- _Data listing_:
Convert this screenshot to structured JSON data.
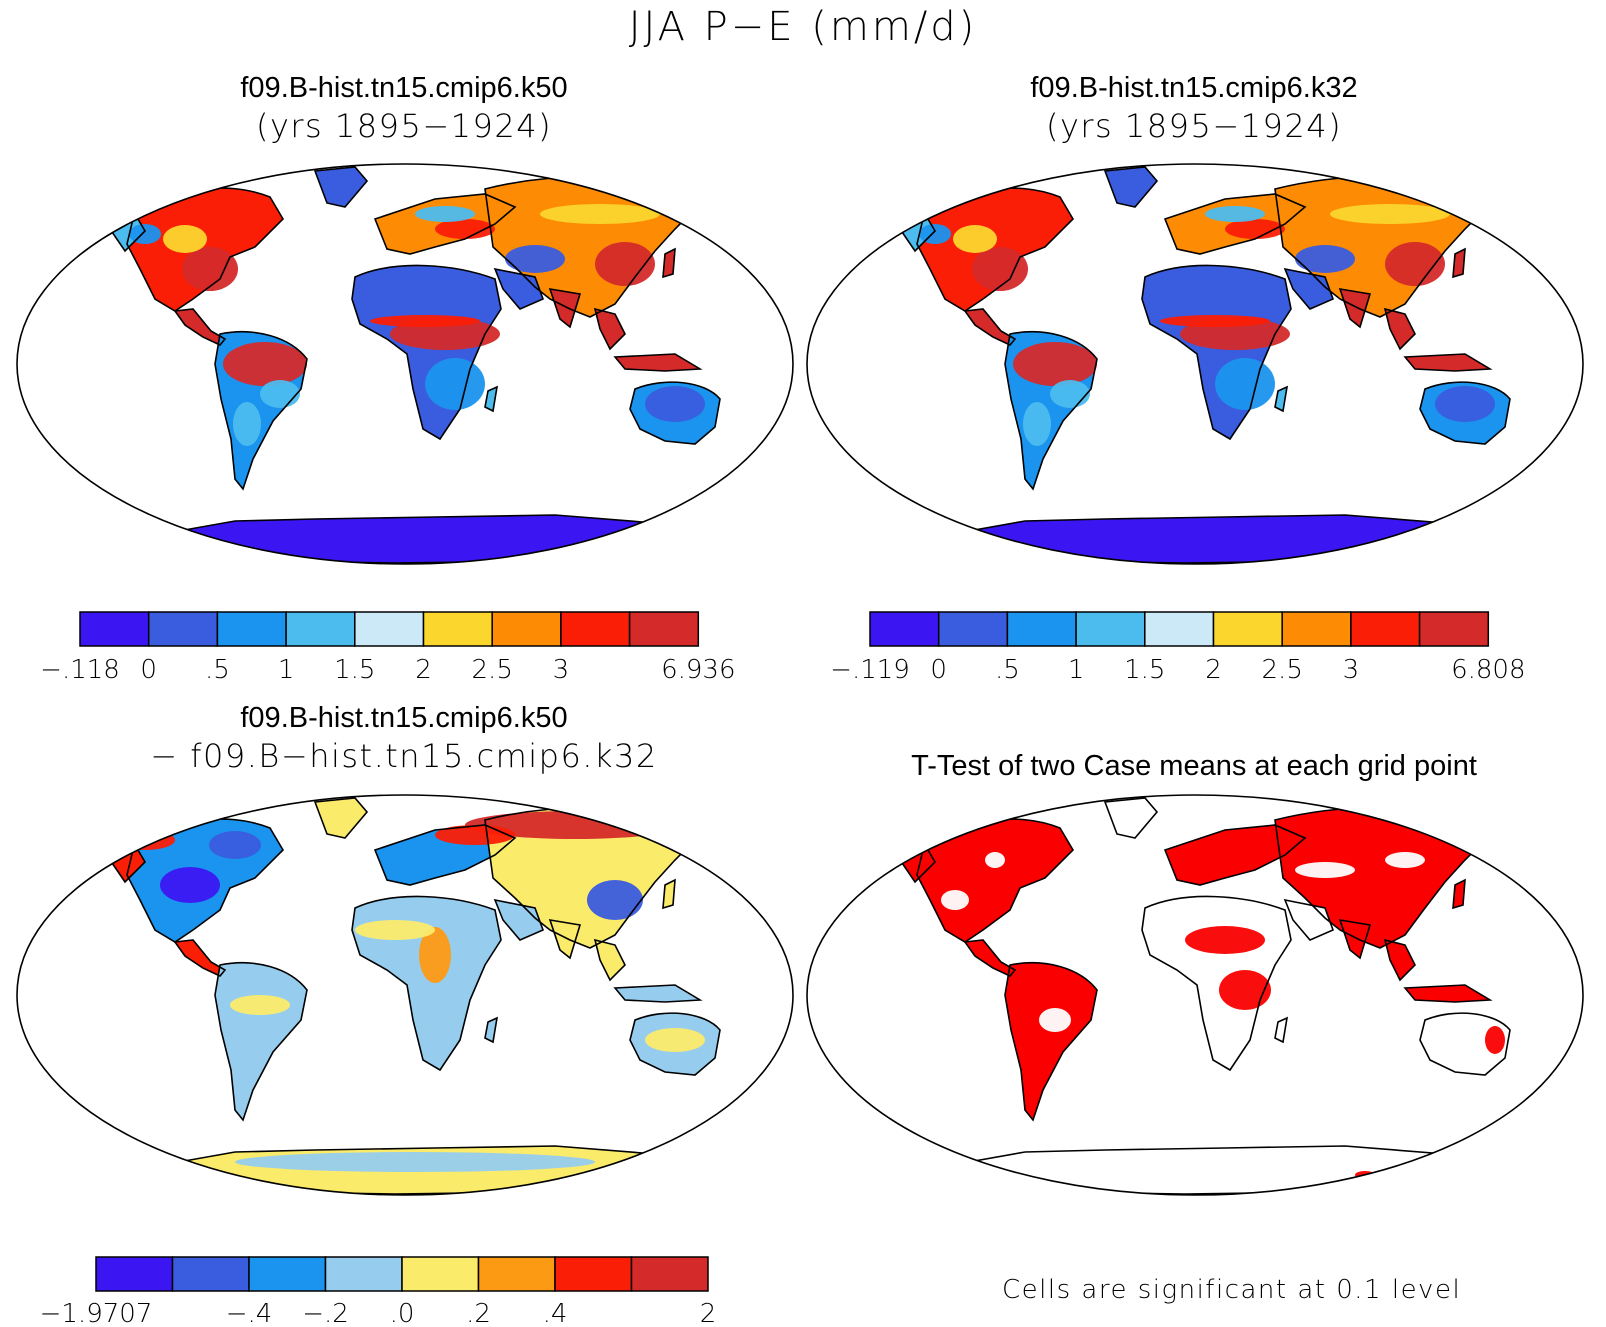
{
  "figure": {
    "title": "JJA P−E (mm/d)"
  },
  "panels": [
    {
      "title_line1": "f09.B-hist.tn15.cmip6.k50",
      "title_line2": "(yrs 1895−1924)",
      "colorbar": {
        "colors": [
          "#3c16f2",
          "#3a5cde",
          "#1a94ee",
          "#4cbcee",
          "#cce9f7",
          "#fbd62d",
          "#fd8c04",
          "#fb1e06",
          "#d42a2a"
        ],
        "labels": [
          "−.118",
          "0",
          ".5",
          "1",
          "1.5",
          "2",
          "2.5",
          "3",
          "",
          "6.936"
        ]
      }
    },
    {
      "title_line1": "f09.B-hist.tn15.cmip6.k32",
      "title_line2": "(yrs 1895−1924)",
      "colorbar": {
        "colors": [
          "#3c16f2",
          "#3a5cde",
          "#1a94ee",
          "#4cbcee",
          "#cce9f7",
          "#fbd62d",
          "#fd8c04",
          "#fb1e06",
          "#d42a2a"
        ],
        "labels": [
          "−.119",
          "0",
          ".5",
          "1",
          "1.5",
          "2",
          "2.5",
          "3",
          "",
          "6.808"
        ]
      }
    },
    {
      "title_line1": "f09.B-hist.tn15.cmip6.k50",
      "title_line2": "− f09.B−hist.tn15.cmip6.k32",
      "colorbar": {
        "colors": [
          "#3c16f2",
          "#3a5cde",
          "#1a94ee",
          "#96cdee",
          "#fbeb6b",
          "#fd9a14",
          "#fb1e06",
          "#d42a2a"
        ],
        "labels": [
          "−1.9707",
          "",
          "−.4",
          "−.2",
          ".0",
          ".2",
          ".4",
          "",
          "2"
        ]
      }
    },
    {
      "title_line1": "T-Test of two Case means at each grid point",
      "note": "Cells are significant at 0.1 level",
      "significance_color": "#fa0000"
    }
  ],
  "icons": [
    "world-map-robinson",
    "coastline-outline"
  ]
}
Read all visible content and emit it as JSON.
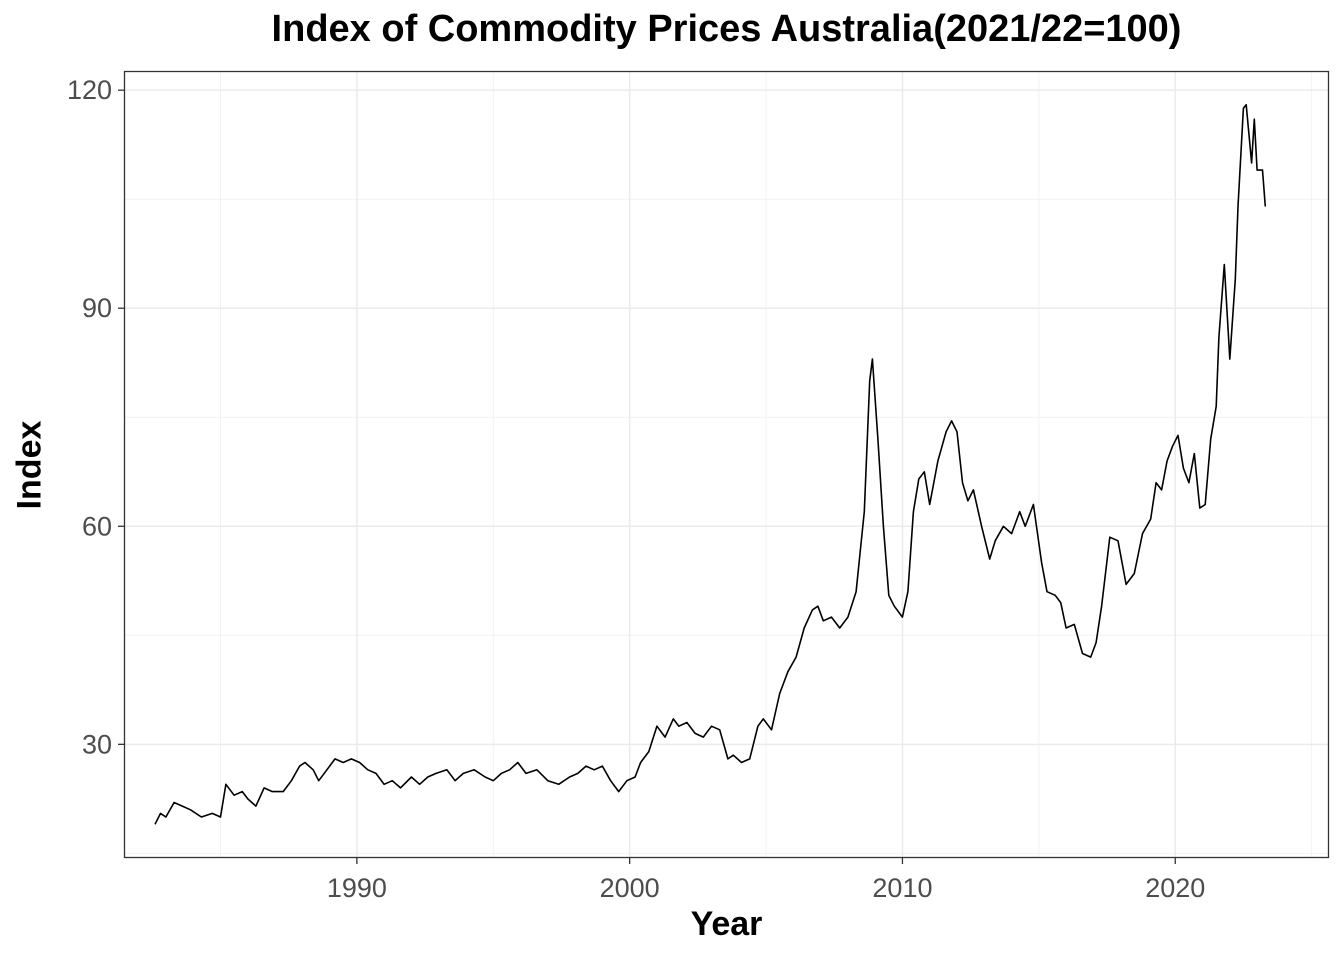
{
  "chart_data": {
    "type": "line",
    "title": "Index of Commodity Prices Australia(2021/22=100)",
    "xlabel": "Year",
    "ylabel": "Index",
    "xlim": [
      1981.5,
      2025.6
    ],
    "ylim": [
      14.5,
      122.5
    ],
    "x_ticks": [
      1990,
      2000,
      2010,
      2020
    ],
    "y_ticks": [
      30,
      60,
      90,
      120
    ],
    "grid": true,
    "legend": "none",
    "line_color": "#000000",
    "series": [
      {
        "x": [
          1982.6,
          1982.8,
          1983.0,
          1983.3,
          1983.6,
          1983.9,
          1984.3,
          1984.7,
          1985.0,
          1985.2,
          1985.5,
          1985.8,
          1986.0,
          1986.3,
          1986.6,
          1986.9,
          1987.3,
          1987.6,
          1987.9,
          1988.1,
          1988.4,
          1988.6,
          1988.9,
          1989.2,
          1989.5,
          1989.8,
          1990.1,
          1990.4,
          1990.7,
          1991.0,
          1991.3,
          1991.6,
          1992.0,
          1992.3,
          1992.6,
          1992.9,
          1993.3,
          1993.6,
          1993.9,
          1994.3,
          1994.7,
          1995.0,
          1995.3,
          1995.6,
          1995.9,
          1996.2,
          1996.6,
          1997.0,
          1997.4,
          1997.8,
          1998.1,
          1998.4,
          1998.7,
          1999.0,
          1999.3,
          1999.6,
          1999.9,
          2000.2,
          2000.4,
          2000.7,
          2001.0,
          2001.3,
          2001.6,
          2001.8,
          2002.1,
          2002.4,
          2002.7,
          2003.0,
          2003.3,
          2003.6,
          2003.8,
          2004.1,
          2004.4,
          2004.7,
          2004.9,
          2005.2,
          2005.5,
          2005.8,
          2006.1,
          2006.4,
          2006.7,
          2006.9,
          2007.1,
          2007.4,
          2007.7,
          2008.0,
          2008.3,
          2008.6,
          2008.8,
          2008.9,
          2009.1,
          2009.3,
          2009.5,
          2009.7,
          2010.0,
          2010.2,
          2010.4,
          2010.6,
          2010.8,
          2011.0,
          2011.3,
          2011.6,
          2011.8,
          2012.0,
          2012.2,
          2012.4,
          2012.6,
          2012.9,
          2013.2,
          2013.4,
          2013.7,
          2014.0,
          2014.3,
          2014.5,
          2014.8,
          2015.1,
          2015.3,
          2015.6,
          2015.8,
          2016.0,
          2016.3,
          2016.6,
          2016.9,
          2017.1,
          2017.3,
          2017.6,
          2017.9,
          2018.2,
          2018.5,
          2018.8,
          2019.1,
          2019.3,
          2019.5,
          2019.7,
          2019.9,
          2020.1,
          2020.3,
          2020.5,
          2020.7,
          2020.9,
          2021.1,
          2021.3,
          2021.5,
          2021.6,
          2021.8,
          2022.0,
          2022.2,
          2022.3,
          2022.5,
          2022.6,
          2022.8,
          2022.9,
          2023.0,
          2023.2,
          2023.3
        ],
        "values": [
          19.0,
          20.5,
          20.0,
          22.0,
          21.5,
          21.0,
          20.0,
          20.5,
          20.0,
          24.5,
          23.0,
          23.5,
          22.5,
          21.5,
          24.0,
          23.5,
          23.5,
          25.0,
          27.0,
          27.5,
          26.5,
          25.0,
          26.5,
          28.0,
          27.5,
          28.0,
          27.5,
          26.5,
          26.0,
          24.5,
          25.0,
          24.0,
          25.5,
          24.5,
          25.5,
          26.0,
          26.5,
          25.0,
          26.0,
          26.5,
          25.5,
          25.0,
          26.0,
          26.5,
          27.5,
          26.0,
          26.5,
          25.0,
          24.5,
          25.5,
          26.0,
          27.0,
          26.5,
          27.0,
          25.0,
          23.5,
          25.0,
          25.5,
          27.5,
          29.0,
          32.5,
          31.0,
          33.5,
          32.5,
          33.0,
          31.5,
          31.0,
          32.5,
          32.0,
          28.0,
          28.5,
          27.5,
          28.0,
          32.5,
          33.5,
          32.0,
          37.0,
          40.0,
          42.0,
          46.0,
          48.5,
          49.0,
          47.0,
          47.5,
          46.0,
          47.5,
          51.0,
          62.0,
          80.0,
          83.0,
          72.0,
          60.0,
          50.5,
          49.0,
          47.5,
          51.0,
          62.0,
          66.5,
          67.5,
          63.0,
          69.0,
          73.0,
          74.5,
          73.0,
          66.0,
          63.5,
          65.0,
          60.0,
          55.5,
          58.0,
          60.0,
          59.0,
          62.0,
          60.0,
          63.0,
          55.0,
          51.0,
          50.5,
          49.5,
          46.0,
          46.5,
          42.5,
          42.0,
          44.0,
          49.0,
          58.5,
          58.0,
          52.0,
          53.5,
          59.0,
          61.0,
          66.0,
          65.0,
          69.0,
          71.0,
          72.5,
          68.0,
          66.0,
          70.0,
          62.5,
          63.0,
          72.0,
          76.5,
          86.0,
          96.0,
          83.0,
          94.0,
          104.0,
          117.5,
          118.0,
          110.0,
          116.0,
          109.0,
          109.0,
          104.0
        ]
      }
    ]
  }
}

- _Do this_: Return the whole listing, word for word, and leave out every picture.

- _Result of this task_:
Convert this screenshot to structured JSON data.
{
  "figure": {
    "title": "JJA P−E (mm/d)"
  },
  "panels": [
    {
      "title_line1": "f09.B-hist.tn15.cmip6.k50",
      "title_line2": "(yrs 1895−1924)",
      "colorbar": {
        "colors": [
          "#3c16f2",
          "#3a5cde",
          "#1a94ee",
          "#4cbcee",
          "#cce9f7",
          "#fbd62d",
          "#fd8c04",
          "#fb1e06",
          "#d42a2a"
        ],
        "labels": [
          "−.118",
          "0",
          ".5",
          "1",
          "1.5",
          "2",
          "2.5",
          "3",
          "",
          "6.936"
        ]
      }
    },
    {
      "title_line1": "f09.B-hist.tn15.cmip6.k32",
      "title_line2": "(yrs 1895−1924)",
      "colorbar": {
        "colors": [
          "#3c16f2",
          "#3a5cde",
          "#1a94ee",
          "#4cbcee",
          "#cce9f7",
          "#fbd62d",
          "#fd8c04",
          "#fb1e06",
          "#d42a2a"
        ],
        "labels": [
          "−.119",
          "0",
          ".5",
          "1",
          "1.5",
          "2",
          "2.5",
          "3",
          "",
          "6.808"
        ]
      }
    },
    {
      "title_line1": "f09.B-hist.tn15.cmip6.k50",
      "title_line2": "− f09.B−hist.tn15.cmip6.k32",
      "colorbar": {
        "colors": [
          "#3c16f2",
          "#3a5cde",
          "#1a94ee",
          "#96cdee",
          "#fbeb6b",
          "#fd9a14",
          "#fb1e06",
          "#d42a2a"
        ],
        "labels": [
          "−1.9707",
          "",
          "−.4",
          "−.2",
          ".0",
          ".2",
          ".4",
          "",
          "2"
        ]
      }
    },
    {
      "title_line1": "T-Test of two Case means at each grid point",
      "note": "Cells are significant at 0.1 level",
      "significance_color": "#fa0000"
    }
  ],
  "icons": [
    "world-map-robinson",
    "coastline-outline"
  ]
}
Read all visible content and emit it as JSON.
{
  "chart_data": {
    "type": "line",
    "title": "Index of Commodity Prices Australia(2021/22=100)",
    "xlabel": "Year",
    "ylabel": "Index",
    "xlim": [
      1981.5,
      2025.6
    ],
    "ylim": [
      14.5,
      122.5
    ],
    "x_ticks": [
      1990,
      2000,
      2010,
      2020
    ],
    "y_ticks": [
      30,
      60,
      90,
      120
    ],
    "grid": true,
    "legend": "none",
    "line_color": "#000000",
    "series": [
      {
        "x": [
          1982.6,
          1982.8,
          1983.0,
          1983.3,
          1983.6,
          1983.9,
          1984.3,
          1984.7,
          1985.0,
          1985.2,
          1985.5,
          1985.8,
          1986.0,
          1986.3,
          1986.6,
          1986.9,
          1987.3,
          1987.6,
          1987.9,
          1988.1,
          1988.4,
          1988.6,
          1988.9,
          1989.2,
          1989.5,
          1989.8,
          1990.1,
          1990.4,
          1990.7,
          1991.0,
          1991.3,
          1991.6,
          1992.0,
          1992.3,
          1992.6,
          1992.9,
          1993.3,
          1993.6,
          1993.9,
          1994.3,
          1994.7,
          1995.0,
          1995.3,
          1995.6,
          1995.9,
          1996.2,
          1996.6,
          1997.0,
          1997.4,
          1997.8,
          1998.1,
          1998.4,
          1998.7,
          1999.0,
          1999.3,
          1999.6,
          1999.9,
          2000.2,
          2000.4,
          2000.7,
          2001.0,
          2001.3,
          2001.6,
          2001.8,
          2002.1,
          2002.4,
          2002.7,
          2003.0,
          2003.3,
          2003.6,
          2003.8,
          2004.1,
          2004.4,
          2004.7,
          2004.9,
          2005.2,
          2005.5,
          2005.8,
          2006.1,
          2006.4,
          2006.7,
          2006.9,
          2007.1,
          2007.4,
          2007.7,
          2008.0,
          2008.3,
          2008.6,
          2008.8,
          2008.9,
          2009.1,
          2009.3,
          2009.5,
          2009.7,
          2010.0,
          2010.2,
          2010.4,
          2010.6,
          2010.8,
          2011.0,
          2011.3,
          2011.6,
          2011.8,
          2012.0,
          2012.2,
          2012.4,
          2012.6,
          2012.9,
          2013.2,
          2013.4,
          2013.7,
          2014.0,
          2014.3,
          2014.5,
          2014.8,
          2015.1,
          2015.3,
          2015.6,
          2015.8,
          2016.0,
          2016.3,
          2016.6,
          2016.9,
          2017.1,
          2017.3,
          2017.6,
          2017.9,
          2018.2,
          2018.5,
          2018.8,
          2019.1,
          2019.3,
          2019.5,
          2019.7,
          2019.9,
          2020.1,
          2020.3,
          2020.5,
          2020.7,
          2020.9,
          2021.1,
          2021.3,
          2021.5,
          2021.6,
          2021.8,
          2022.0,
          2022.2,
          2022.3,
          2022.5,
          2022.6,
          2022.8,
          2022.9,
          2023.0,
          2023.2,
          2023.3
        ],
        "values": [
          19.0,
          20.5,
          20.0,
          22.0,
          21.5,
          21.0,
          20.0,
          20.5,
          20.0,
          24.5,
          23.0,
          23.5,
          22.5,
          21.5,
          24.0,
          23.5,
          23.5,
          25.0,
          27.0,
          27.5,
          26.5,
          25.0,
          26.5,
          28.0,
          27.5,
          28.0,
          27.5,
          26.5,
          26.0,
          24.5,
          25.0,
          24.0,
          25.5,
          24.5,
          25.5,
          26.0,
          26.5,
          25.0,
          26.0,
          26.5,
          25.5,
          25.0,
          26.0,
          26.5,
          27.5,
          26.0,
          26.5,
          25.0,
          24.5,
          25.5,
          26.0,
          27.0,
          26.5,
          27.0,
          25.0,
          23.5,
          25.0,
          25.5,
          27.5,
          29.0,
          32.5,
          31.0,
          33.5,
          32.5,
          33.0,
          31.5,
          31.0,
          32.5,
          32.0,
          28.0,
          28.5,
          27.5,
          28.0,
          32.5,
          33.5,
          32.0,
          37.0,
          40.0,
          42.0,
          46.0,
          48.5,
          49.0,
          47.0,
          47.5,
          46.0,
          47.5,
          51.0,
          62.0,
          80.0,
          83.0,
          72.0,
          60.0,
          50.5,
          49.0,
          47.5,
          51.0,
          62.0,
          66.5,
          67.5,
          63.0,
          69.0,
          73.0,
          74.5,
          73.0,
          66.0,
          63.5,
          65.0,
          60.0,
          55.5,
          58.0,
          60.0,
          59.0,
          62.0,
          60.0,
          63.0,
          55.0,
          51.0,
          50.5,
          49.5,
          46.0,
          46.5,
          42.5,
          42.0,
          44.0,
          49.0,
          58.5,
          58.0,
          52.0,
          53.5,
          59.0,
          61.0,
          66.0,
          65.0,
          69.0,
          71.0,
          72.5,
          68.0,
          66.0,
          70.0,
          62.5,
          63.0,
          72.0,
          76.5,
          86.0,
          96.0,
          83.0,
          94.0,
          104.0,
          117.5,
          118.0,
          110.0,
          116.0,
          109.0,
          109.0,
          104.0
        ]
      }
    ]
  }
}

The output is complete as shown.